Input records:
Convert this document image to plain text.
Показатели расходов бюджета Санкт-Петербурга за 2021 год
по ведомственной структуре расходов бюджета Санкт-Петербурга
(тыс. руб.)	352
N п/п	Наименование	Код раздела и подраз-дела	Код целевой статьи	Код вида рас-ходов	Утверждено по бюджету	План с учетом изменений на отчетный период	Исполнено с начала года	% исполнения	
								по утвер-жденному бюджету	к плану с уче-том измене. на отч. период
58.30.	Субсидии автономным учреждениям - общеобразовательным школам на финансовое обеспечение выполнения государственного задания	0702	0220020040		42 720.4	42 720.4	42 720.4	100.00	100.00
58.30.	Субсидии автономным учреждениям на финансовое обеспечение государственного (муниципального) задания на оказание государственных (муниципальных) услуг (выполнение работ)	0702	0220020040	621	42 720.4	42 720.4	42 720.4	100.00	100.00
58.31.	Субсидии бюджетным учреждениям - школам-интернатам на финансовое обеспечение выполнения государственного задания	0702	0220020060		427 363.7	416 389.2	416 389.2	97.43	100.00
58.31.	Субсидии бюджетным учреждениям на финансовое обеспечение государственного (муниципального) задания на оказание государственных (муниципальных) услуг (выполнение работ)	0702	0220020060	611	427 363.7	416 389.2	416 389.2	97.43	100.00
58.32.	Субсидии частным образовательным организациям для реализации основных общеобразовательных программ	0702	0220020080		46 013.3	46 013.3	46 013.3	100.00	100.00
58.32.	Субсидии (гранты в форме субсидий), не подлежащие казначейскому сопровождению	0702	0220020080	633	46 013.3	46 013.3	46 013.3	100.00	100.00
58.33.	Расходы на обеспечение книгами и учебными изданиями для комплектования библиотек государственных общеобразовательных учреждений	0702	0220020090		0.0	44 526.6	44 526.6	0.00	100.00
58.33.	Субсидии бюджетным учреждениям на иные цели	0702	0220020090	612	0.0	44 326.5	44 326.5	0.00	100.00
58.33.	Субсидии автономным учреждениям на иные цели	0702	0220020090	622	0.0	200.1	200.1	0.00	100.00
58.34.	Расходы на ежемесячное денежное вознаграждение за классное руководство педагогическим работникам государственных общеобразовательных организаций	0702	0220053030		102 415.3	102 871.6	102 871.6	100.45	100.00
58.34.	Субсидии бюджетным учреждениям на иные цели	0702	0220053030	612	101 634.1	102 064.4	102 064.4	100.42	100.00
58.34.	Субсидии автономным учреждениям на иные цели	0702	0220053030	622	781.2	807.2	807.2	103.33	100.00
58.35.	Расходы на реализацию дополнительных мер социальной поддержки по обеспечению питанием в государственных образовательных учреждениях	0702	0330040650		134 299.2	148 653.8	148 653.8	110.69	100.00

Aim of the task: Copy every line of the data that holds the string "бюджетным".

Task result:
58.31.	Субсидии бюджетным учреждениям - школам-интернатам на финансовое обеспечение выполнения государственного задания	0702	0220020060		427 363.7	416 389.2	416 389.2	97.43	100.00
58.31.	Субсидии бюджетным учреждениям на финансовое обеспечение государственного (муниципального) задания на оказание государственных (муниципальных) услуг (выполнение работ)	0702	0220020060	611	427 363.7	416 389.2	416 389.2	97.43	100.00
58.33.	Субсидии бюджетным учреждениям на иные цели	0702	0220020090	612	0.0	44 326.5	44 326.5	0.00	100.00
58.34.	Субсидии бюджетным учреждениям на иные цели	0702	0220053030	612	101 634.1	102 064.4	102 064.4	100.42	100.00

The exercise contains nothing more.